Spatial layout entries

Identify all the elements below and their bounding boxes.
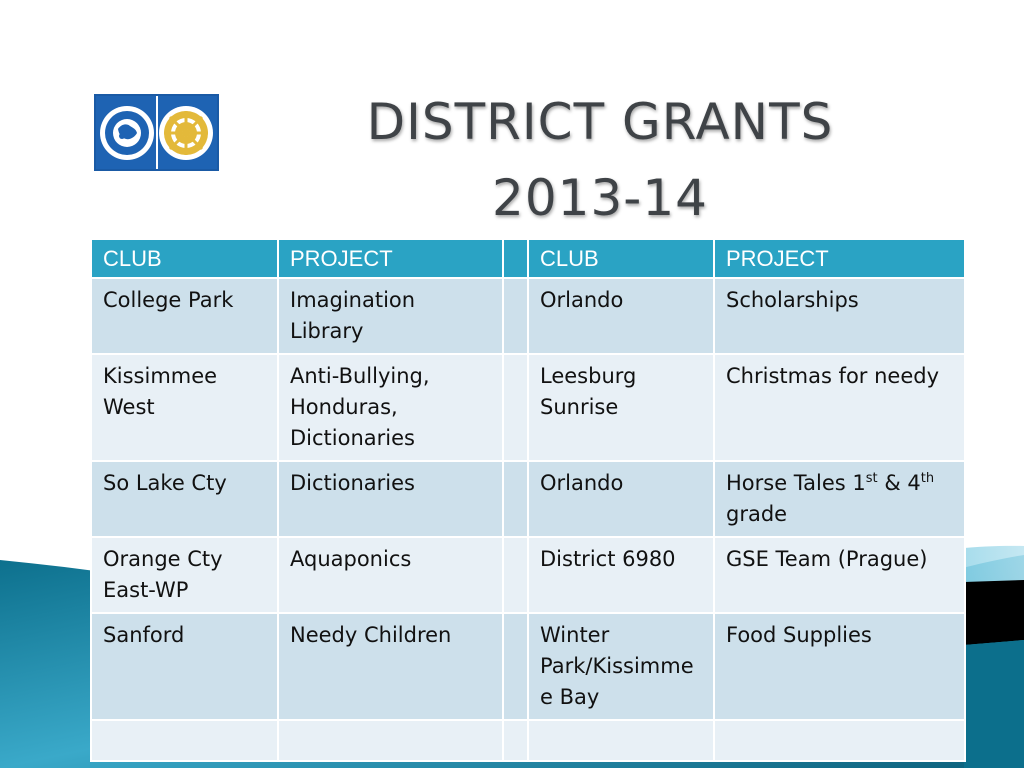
rotary-logo	[94, 94, 219, 171]
club-cell: Kissimmee West	[91, 354, 278, 461]
table-row	[91, 537, 965, 613]
header-spacer	[503, 239, 528, 278]
project-cell: Anti-Bullying, Honduras, Dictionaries	[278, 354, 503, 461]
project-cell: Needy Children	[278, 613, 503, 720]
project-cell: Scholarships	[714, 278, 965, 354]
project-cell: Aquaponics	[278, 537, 503, 613]
table-row	[91, 720, 965, 761]
ordinal-suffix: st	[865, 471, 878, 486]
rotary-wheel-icon	[159, 106, 213, 160]
spacer-cell	[503, 461, 528, 537]
club-cell: So Lake Cty	[91, 461, 278, 537]
table-row	[91, 461, 965, 537]
table-row	[91, 278, 965, 354]
spacer-cell	[503, 354, 528, 461]
project-cell: Imagination Library	[278, 278, 503, 354]
slide-title	[300, 84, 900, 236]
title-line-2: 2013-14	[492, 169, 708, 227]
title-line-1: DISTRICT GRANTS	[366, 93, 834, 151]
header-club-2: CLUB	[528, 239, 714, 278]
spacer-cell	[503, 278, 528, 354]
club-cell: Orlando	[528, 461, 714, 537]
table-row	[91, 354, 965, 461]
project-cell	[714, 720, 965, 761]
ordinal-suffix: th	[920, 471, 935, 486]
project-text: grade	[726, 502, 788, 526]
club-cell	[91, 720, 278, 761]
club-cell: Leesburg Sunrise	[528, 354, 714, 461]
header-club-1: CLUB	[91, 239, 278, 278]
header-project-1: PROJECT	[278, 239, 503, 278]
project-cell: Dictionaries	[278, 461, 503, 537]
club-cell: Orange Cty East-WP	[91, 537, 278, 613]
project-cell	[714, 461, 965, 537]
project-cell: Food Supplies	[714, 613, 965, 720]
club-cell: District 6980	[528, 537, 714, 613]
grants-table	[90, 238, 966, 762]
club-cell	[528, 720, 714, 761]
project-cell	[278, 720, 503, 761]
project-text: Horse Tales 1	[726, 471, 866, 495]
header-project-2: PROJECT	[714, 239, 965, 278]
club-cell: Winter Park/Kissimmee Bay	[528, 613, 714, 720]
project-cell: GSE Team (Prague)	[714, 537, 965, 613]
table-header-row	[91, 239, 965, 278]
project-cell: Christmas for needy	[714, 354, 965, 461]
table-row	[91, 613, 965, 720]
spacer-cell	[503, 537, 528, 613]
project-text: & 4	[877, 471, 921, 495]
club-cell: Orlando	[528, 278, 714, 354]
spacer-cell	[503, 720, 528, 761]
club-cell: Sanford	[91, 613, 278, 720]
club-cell: College Park	[91, 278, 278, 354]
globe-emblem-icon	[100, 106, 154, 160]
spacer-cell	[503, 613, 528, 720]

> GIVEN REQUEST:
Show each line from the entries above that contains the string "rotary", matching uppercase and lowercase letters exactly.

> FINISHED ANSWER:
rotary-logo	[94, 94, 219, 171]
rotary-wheel-icon	[159, 106, 213, 160]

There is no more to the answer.